TASK TO CARRY OUT: Gather, from the listing beneath this task, every line holding the string "соответствии".

-- -- --

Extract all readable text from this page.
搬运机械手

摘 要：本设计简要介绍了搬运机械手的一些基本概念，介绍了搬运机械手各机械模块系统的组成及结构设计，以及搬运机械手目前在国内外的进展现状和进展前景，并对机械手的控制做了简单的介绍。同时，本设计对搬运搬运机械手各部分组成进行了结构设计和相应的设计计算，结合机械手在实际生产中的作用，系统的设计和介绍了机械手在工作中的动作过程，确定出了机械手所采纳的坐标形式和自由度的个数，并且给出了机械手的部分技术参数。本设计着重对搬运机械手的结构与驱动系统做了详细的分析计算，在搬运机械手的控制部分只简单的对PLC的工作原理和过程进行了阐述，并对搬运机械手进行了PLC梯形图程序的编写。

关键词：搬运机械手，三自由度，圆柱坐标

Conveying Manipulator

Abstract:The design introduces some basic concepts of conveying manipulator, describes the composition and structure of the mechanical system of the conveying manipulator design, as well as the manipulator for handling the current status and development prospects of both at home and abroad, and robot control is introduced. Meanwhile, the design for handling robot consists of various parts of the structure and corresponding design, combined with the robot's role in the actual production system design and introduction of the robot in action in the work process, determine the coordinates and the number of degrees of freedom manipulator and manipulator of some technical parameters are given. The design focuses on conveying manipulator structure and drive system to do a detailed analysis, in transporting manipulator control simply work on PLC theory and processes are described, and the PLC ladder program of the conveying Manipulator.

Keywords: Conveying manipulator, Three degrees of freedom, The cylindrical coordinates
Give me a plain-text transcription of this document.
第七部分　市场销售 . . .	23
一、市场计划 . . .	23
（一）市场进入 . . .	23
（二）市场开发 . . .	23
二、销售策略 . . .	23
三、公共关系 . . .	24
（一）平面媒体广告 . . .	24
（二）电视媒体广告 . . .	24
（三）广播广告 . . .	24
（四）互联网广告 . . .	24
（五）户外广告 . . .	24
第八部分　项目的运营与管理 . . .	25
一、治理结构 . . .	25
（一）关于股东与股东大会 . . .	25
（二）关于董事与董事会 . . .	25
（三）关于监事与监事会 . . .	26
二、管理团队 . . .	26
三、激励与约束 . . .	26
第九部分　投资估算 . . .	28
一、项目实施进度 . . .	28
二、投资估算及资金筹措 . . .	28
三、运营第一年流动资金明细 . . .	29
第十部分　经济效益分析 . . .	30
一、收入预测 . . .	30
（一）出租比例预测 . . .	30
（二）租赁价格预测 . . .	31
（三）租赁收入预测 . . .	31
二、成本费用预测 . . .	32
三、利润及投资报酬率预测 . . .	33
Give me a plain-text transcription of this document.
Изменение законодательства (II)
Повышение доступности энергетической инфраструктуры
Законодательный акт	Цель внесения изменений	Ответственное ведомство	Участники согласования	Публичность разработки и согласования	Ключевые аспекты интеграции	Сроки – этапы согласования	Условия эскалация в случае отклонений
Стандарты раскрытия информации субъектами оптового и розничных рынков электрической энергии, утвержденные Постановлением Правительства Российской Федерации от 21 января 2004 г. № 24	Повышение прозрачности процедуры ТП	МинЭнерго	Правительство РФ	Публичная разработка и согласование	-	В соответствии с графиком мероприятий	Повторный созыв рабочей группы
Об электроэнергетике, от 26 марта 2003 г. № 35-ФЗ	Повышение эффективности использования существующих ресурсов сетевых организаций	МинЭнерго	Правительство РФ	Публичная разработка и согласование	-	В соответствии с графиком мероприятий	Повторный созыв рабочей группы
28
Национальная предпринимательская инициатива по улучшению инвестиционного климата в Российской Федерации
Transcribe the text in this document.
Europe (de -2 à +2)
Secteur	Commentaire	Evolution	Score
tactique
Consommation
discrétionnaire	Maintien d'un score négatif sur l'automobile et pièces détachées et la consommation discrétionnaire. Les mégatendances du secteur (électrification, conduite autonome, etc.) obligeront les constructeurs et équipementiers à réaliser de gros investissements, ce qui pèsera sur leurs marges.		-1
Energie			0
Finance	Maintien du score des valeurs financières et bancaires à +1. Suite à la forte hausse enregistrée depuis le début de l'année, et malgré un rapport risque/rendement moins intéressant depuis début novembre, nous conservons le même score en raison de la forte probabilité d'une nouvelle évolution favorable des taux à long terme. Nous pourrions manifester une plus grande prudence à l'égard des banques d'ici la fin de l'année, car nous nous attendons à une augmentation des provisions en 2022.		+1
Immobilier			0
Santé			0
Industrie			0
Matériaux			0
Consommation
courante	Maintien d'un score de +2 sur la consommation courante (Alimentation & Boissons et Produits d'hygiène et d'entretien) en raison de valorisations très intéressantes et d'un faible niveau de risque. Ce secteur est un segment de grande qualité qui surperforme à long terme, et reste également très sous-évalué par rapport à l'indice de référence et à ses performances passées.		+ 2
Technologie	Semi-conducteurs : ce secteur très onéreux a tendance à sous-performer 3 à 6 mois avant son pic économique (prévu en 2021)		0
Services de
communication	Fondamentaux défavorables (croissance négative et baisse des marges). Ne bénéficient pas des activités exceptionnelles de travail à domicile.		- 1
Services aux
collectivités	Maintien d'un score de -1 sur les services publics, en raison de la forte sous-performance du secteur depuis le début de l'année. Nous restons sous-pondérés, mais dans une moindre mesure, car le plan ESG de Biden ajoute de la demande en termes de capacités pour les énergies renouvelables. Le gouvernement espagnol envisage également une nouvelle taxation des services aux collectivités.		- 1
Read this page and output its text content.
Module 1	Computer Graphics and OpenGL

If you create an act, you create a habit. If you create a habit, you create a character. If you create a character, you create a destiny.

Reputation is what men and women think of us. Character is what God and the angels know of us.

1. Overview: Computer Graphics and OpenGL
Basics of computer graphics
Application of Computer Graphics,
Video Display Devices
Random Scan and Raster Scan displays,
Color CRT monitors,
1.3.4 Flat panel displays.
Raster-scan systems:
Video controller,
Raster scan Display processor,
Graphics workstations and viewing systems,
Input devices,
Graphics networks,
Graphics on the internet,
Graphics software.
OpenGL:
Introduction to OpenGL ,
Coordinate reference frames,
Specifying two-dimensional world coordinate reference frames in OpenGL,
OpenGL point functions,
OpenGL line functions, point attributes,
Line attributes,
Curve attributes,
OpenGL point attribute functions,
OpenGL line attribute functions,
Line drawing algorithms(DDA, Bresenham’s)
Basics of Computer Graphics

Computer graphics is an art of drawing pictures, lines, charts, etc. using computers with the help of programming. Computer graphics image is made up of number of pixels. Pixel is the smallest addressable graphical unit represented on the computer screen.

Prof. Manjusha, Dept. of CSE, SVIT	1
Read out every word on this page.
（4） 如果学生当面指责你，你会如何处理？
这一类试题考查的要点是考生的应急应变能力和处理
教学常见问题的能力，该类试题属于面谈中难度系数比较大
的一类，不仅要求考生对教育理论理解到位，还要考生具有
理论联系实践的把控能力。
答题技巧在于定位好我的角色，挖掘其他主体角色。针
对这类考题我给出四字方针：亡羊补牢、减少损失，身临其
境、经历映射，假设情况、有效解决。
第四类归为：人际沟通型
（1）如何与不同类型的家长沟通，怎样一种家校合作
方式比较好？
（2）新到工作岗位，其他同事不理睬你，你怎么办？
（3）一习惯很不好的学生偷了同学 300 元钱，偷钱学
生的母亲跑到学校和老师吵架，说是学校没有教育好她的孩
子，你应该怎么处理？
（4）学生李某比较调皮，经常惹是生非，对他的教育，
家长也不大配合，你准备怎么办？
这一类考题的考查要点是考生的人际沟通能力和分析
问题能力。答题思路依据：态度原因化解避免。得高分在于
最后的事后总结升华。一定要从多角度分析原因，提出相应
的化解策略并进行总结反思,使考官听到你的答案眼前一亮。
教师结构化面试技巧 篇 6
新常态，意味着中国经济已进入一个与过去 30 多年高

-- -- --

RESPONSE BELOW:
Стандарты раскрытия информации субъектами оптового и розничных рынков электрической энергии, утвержденные Постановлением Правительства Российской Федерации от 21 января 2004 г. № 24	Повышение прозрачности процедуры ТП	МинЭнерго	Правительство РФ	Публичная разработка и согласование	-	В соответствии с графиком мероприятий	Повторный созыв рабочей группы
Об электроэнергетике, от 26 марта 2003 г. № 35-ФЗ	Повышение эффективности использования существующих ресурсов сетевых организаций	МинЭнерго	Правительство РФ	Публичная разработка и согласование	-	В соответствии с графиком мероприятий	Повторный созыв рабочей группы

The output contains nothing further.